### Record excerpts
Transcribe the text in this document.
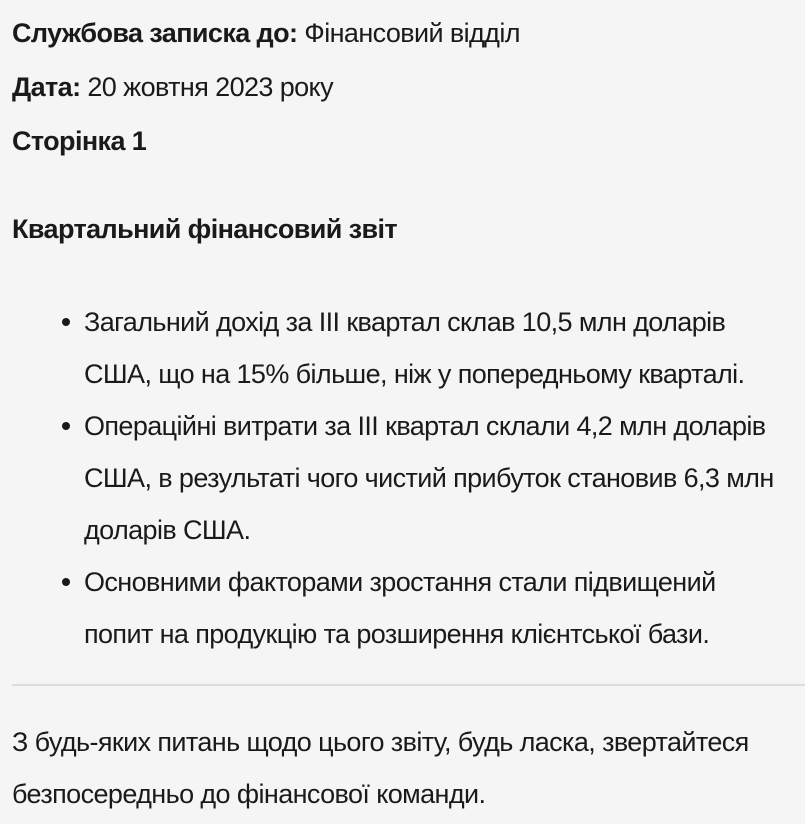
Службова записка до: Фінансовий відділ
Дата: 20 жовтня 2023 року
Сторінка 1
Квартальний фінансовий звіт
Загальний дохід за III квартал склав 10,5 млн доларів США, що на 15% більше, ніж у попередньому кварталі.
Операційні витрати за III квартал склали 4,2 млн доларів США, в результаті чого чистий прибуток становив 6,3 млн доларів США.
Основними факторами зростання стали підвищений попит на продукцію та розширення клієнтської бази.
З будь-яких питань щодо цього звіту, будь ласка, звертайтеся безпосередньо до фінансової команди.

### Task description
Gather up every line from the listing above in which the word "доларів" occurs.

### Result of the exercise
Загальний дохід за III квартал склав 10,5 млн доларів США, що на 15% більше, ніж у попередньому кварталі.
Операційні витрати за III квартал склали 4,2 млн доларів США, в результаті чого чистий прибуток становив 6,3 млн доларів США.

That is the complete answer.